Stored data:

## Start

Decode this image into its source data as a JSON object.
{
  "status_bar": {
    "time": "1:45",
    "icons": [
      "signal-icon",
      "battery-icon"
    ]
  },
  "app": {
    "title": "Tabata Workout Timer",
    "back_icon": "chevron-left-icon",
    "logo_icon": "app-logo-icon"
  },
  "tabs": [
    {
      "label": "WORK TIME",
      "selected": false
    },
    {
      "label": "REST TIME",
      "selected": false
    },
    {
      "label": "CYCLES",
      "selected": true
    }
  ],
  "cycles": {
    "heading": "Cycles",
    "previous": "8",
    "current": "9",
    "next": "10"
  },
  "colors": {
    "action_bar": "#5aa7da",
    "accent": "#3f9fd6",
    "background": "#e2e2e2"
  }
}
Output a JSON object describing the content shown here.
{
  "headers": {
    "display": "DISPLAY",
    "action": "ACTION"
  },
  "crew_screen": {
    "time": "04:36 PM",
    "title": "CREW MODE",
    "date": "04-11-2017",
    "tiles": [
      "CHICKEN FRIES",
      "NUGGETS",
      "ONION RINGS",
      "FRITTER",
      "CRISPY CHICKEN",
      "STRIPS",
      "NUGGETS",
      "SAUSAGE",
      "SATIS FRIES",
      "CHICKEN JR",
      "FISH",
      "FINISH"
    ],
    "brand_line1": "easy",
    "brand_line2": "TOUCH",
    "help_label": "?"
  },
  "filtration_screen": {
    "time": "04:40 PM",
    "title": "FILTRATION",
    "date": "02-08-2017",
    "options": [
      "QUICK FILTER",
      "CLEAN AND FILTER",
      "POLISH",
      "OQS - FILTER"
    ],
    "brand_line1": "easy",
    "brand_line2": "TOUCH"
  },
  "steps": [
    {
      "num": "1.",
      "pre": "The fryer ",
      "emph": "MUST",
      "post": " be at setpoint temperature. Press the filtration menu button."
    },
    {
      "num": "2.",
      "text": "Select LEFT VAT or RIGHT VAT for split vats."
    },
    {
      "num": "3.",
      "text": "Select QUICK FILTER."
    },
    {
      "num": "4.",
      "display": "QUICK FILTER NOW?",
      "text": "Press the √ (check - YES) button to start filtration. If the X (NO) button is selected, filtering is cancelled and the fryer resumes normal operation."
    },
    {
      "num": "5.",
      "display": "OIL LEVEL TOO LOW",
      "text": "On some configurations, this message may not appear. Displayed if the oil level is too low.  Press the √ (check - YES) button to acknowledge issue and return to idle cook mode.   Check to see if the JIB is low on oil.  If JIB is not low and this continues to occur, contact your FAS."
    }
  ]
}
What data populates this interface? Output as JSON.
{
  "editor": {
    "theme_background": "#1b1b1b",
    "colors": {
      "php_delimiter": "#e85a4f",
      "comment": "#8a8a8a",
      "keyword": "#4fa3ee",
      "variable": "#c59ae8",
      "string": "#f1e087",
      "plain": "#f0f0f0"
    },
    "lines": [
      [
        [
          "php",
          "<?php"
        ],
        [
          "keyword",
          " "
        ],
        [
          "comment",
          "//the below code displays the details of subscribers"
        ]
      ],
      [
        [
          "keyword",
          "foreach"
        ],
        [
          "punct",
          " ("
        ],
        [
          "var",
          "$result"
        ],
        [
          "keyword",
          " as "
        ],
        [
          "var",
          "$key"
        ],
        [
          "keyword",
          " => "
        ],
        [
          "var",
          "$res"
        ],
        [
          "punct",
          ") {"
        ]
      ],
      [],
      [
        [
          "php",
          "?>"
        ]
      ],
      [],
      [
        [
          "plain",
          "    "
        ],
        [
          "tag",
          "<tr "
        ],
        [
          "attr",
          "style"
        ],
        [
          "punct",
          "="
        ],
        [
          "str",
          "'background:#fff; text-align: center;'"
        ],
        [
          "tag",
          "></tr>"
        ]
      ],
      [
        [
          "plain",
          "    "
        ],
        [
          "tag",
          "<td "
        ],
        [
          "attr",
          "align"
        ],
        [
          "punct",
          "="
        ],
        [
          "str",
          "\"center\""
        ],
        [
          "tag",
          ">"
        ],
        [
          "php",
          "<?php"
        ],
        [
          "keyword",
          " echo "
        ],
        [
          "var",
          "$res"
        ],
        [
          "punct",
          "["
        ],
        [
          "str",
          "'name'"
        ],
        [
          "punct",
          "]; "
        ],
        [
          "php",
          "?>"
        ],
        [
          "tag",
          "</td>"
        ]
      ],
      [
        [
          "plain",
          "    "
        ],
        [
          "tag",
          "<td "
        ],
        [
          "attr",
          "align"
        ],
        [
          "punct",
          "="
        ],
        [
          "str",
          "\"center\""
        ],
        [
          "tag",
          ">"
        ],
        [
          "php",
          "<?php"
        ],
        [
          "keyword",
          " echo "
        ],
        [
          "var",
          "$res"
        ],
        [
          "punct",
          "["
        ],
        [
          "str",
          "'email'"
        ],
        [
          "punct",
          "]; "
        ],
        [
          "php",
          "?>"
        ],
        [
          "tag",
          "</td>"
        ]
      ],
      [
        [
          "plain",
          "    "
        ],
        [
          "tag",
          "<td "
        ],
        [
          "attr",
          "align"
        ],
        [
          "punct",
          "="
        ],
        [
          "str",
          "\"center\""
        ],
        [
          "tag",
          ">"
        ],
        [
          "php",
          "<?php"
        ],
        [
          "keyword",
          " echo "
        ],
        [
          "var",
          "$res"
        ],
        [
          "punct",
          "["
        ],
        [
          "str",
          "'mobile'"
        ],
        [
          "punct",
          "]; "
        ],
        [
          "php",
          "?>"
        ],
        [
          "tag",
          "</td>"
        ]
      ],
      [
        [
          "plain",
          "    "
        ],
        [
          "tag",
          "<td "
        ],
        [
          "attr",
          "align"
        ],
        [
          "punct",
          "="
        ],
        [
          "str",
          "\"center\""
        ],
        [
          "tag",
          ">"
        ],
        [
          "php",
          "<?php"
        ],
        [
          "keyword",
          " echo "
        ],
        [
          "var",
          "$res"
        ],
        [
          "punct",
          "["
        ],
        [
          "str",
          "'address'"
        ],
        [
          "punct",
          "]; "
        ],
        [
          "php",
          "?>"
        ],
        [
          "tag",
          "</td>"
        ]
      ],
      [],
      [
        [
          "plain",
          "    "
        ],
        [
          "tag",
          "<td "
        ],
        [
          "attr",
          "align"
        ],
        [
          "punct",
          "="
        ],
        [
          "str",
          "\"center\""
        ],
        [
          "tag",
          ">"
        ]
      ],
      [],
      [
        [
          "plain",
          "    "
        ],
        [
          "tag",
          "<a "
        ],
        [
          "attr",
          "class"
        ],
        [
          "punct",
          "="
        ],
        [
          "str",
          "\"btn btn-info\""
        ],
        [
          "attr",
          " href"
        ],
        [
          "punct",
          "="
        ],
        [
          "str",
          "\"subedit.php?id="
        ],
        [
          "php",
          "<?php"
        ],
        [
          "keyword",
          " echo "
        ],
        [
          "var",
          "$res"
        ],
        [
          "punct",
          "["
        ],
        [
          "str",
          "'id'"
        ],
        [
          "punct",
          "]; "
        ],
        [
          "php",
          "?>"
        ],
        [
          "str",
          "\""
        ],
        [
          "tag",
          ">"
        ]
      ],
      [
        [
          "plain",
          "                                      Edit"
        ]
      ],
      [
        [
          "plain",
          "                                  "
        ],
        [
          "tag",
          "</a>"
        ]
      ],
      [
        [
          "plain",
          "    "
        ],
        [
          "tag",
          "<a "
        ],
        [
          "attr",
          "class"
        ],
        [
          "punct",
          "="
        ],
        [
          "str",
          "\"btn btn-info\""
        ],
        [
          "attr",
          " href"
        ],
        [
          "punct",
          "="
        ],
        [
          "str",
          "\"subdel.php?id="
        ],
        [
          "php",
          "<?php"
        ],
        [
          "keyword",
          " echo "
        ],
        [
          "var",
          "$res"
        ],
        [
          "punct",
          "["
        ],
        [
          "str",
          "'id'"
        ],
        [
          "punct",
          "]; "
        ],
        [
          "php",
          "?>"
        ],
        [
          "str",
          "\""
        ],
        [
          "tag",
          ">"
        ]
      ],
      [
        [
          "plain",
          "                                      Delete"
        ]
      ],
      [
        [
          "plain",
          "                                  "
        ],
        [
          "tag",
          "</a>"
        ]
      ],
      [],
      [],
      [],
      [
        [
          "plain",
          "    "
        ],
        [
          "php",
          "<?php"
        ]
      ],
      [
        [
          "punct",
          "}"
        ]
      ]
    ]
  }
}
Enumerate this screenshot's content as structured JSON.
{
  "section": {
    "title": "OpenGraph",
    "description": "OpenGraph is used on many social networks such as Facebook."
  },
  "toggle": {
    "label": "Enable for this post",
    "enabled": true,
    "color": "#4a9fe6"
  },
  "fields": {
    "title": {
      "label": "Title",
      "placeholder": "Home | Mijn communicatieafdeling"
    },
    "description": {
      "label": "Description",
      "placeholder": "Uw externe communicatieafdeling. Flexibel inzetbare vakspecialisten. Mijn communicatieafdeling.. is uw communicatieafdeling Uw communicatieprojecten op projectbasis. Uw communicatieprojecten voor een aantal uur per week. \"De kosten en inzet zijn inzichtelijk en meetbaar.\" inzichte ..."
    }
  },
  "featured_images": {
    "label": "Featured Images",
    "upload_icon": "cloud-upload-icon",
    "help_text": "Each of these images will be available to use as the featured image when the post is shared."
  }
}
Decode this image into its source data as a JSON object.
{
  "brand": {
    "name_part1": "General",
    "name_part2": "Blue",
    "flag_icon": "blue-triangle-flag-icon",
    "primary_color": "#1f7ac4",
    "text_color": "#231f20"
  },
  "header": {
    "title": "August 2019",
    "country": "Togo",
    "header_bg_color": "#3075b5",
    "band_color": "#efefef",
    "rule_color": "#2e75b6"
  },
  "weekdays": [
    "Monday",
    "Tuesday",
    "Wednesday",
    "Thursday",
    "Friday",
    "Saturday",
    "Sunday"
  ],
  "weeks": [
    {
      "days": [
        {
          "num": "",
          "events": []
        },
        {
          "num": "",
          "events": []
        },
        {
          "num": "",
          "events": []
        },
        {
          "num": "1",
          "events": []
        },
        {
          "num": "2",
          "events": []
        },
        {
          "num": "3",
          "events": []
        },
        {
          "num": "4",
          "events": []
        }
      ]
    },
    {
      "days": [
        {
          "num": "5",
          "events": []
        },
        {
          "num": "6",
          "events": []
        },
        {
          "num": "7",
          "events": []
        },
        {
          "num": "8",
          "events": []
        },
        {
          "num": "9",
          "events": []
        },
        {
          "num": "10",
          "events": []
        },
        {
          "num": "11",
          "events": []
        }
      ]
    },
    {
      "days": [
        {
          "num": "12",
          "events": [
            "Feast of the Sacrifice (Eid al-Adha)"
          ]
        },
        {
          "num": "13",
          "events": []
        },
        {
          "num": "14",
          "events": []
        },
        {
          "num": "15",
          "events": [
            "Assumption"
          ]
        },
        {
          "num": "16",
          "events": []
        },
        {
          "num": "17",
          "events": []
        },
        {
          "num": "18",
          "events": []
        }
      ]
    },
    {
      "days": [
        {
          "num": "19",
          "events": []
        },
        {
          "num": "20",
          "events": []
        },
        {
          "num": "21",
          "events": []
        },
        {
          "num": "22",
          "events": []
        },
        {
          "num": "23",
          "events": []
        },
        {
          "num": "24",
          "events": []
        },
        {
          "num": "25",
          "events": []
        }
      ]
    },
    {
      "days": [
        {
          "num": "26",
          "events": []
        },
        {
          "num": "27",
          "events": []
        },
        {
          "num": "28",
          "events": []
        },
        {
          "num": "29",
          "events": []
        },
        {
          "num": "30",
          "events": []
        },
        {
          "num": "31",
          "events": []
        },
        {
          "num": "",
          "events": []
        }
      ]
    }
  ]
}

## End

### The task
Copy each line containing the word "content" from the data.

### Problem solution
Output a JSON object describing the content shown here.
Enumerate this screenshot's content as structured JSON.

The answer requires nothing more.